### Data provided ###
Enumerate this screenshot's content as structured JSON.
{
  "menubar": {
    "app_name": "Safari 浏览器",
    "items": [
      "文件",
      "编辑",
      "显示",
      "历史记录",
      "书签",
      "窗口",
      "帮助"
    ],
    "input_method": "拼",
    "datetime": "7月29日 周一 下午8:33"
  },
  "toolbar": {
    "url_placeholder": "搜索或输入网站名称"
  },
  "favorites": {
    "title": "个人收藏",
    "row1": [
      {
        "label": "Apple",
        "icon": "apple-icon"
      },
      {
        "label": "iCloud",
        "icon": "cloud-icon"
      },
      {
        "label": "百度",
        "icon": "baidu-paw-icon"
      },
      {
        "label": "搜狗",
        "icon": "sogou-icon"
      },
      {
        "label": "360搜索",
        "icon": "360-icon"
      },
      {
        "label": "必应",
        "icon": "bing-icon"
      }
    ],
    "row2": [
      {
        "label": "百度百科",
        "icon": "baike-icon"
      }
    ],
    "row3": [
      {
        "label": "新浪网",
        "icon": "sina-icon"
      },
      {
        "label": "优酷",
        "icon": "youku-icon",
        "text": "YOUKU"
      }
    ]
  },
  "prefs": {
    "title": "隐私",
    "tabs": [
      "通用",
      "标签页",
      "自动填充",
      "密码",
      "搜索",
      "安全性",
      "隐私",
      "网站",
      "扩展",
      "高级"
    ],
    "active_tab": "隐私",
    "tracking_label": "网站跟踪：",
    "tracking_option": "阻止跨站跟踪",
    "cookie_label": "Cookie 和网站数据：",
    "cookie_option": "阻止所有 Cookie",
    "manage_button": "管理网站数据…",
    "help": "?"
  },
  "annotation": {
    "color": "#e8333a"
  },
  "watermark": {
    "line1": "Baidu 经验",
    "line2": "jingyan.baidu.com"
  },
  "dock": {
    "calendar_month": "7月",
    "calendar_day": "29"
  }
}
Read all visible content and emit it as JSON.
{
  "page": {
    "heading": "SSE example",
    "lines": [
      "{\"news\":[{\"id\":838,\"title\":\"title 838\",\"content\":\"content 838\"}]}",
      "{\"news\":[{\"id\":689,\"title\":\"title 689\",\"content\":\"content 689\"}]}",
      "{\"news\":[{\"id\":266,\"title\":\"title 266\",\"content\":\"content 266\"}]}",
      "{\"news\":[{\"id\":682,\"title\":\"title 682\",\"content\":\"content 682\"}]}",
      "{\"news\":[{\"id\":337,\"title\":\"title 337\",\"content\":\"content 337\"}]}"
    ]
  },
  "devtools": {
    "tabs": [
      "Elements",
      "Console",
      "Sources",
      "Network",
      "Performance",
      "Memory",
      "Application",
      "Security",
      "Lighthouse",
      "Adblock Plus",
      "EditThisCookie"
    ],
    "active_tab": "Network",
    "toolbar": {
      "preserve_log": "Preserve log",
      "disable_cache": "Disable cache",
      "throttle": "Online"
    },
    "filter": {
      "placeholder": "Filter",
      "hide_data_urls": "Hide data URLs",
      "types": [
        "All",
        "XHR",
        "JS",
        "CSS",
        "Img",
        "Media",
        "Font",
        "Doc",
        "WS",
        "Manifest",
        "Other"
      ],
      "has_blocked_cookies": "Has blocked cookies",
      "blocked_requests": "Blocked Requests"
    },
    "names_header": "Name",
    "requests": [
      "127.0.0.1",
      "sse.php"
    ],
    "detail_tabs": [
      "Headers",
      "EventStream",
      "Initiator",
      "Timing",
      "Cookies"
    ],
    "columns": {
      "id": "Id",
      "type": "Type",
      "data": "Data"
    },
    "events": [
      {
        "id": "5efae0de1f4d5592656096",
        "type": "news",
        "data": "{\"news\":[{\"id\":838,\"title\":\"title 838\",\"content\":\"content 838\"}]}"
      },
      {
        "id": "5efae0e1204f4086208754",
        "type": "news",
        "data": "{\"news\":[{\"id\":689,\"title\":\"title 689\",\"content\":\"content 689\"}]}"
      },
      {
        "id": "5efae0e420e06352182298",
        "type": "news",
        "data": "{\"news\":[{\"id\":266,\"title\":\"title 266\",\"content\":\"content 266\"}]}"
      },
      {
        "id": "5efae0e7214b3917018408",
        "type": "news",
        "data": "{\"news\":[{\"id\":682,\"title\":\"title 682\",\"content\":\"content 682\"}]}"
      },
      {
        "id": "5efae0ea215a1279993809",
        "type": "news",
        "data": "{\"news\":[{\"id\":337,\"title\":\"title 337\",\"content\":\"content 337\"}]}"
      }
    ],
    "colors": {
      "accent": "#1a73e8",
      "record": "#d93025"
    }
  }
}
###
Stated goal: Select and copy every line of the listing with the word "JSON".

Complete output:
Enumerate this screenshot's content as structured JSON.
Read all visible content and emit it as JSON.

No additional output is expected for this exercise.